*** Opening Supplied records ***

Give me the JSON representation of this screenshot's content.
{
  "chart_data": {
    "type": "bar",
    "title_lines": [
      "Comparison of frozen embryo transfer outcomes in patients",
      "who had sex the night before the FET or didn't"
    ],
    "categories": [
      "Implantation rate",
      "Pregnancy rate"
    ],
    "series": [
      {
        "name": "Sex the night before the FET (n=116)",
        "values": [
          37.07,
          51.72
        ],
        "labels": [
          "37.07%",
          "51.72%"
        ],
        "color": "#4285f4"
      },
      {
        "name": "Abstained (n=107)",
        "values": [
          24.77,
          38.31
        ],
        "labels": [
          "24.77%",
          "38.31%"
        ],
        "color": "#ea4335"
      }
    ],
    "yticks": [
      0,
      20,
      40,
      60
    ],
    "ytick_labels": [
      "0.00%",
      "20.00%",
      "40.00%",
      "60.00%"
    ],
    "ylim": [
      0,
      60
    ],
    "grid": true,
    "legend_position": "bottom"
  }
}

*** Closing Supplied records ***

Would you reproduce all the entries exactly?

Give me the JSON representation of this screenshot's content.
{
  "chart_data": {
    "type": "bar",
    "title_lines": [
      "Comparison of frozen embryo transfer outcomes in patients",
      "who had sex the night before the FET or didn't"
    ],
    "categories": [
      "Implantation rate",
      "Pregnancy rate"
    ],
    "series": [
      {
        "name": "Sex the night before the FET (n=116)",
        "values": [
          37.07,
          51.72
        ],
        "labels": [
          "37.07%",
          "51.72%"
        ],
        "color": "#4285f4"
      },
      {
        "name": "Abstained (n=107)",
        "values": [
          24.77,
          38.31
        ],
        "labels": [
          "24.77%",
          "38.31%"
        ],
        "color": "#ea4335"
      }
    ],
    "yticks": [
      0,
      20,
      40,
      60
    ],
    "ytick_labels": [
      "0.00%",
      "20.00%",
      "40.00%",
      "60.00%"
    ],
    "ylim": [
      0,
      60
    ],
    "grid": true,
    "legend_position": "bottom"
  }
}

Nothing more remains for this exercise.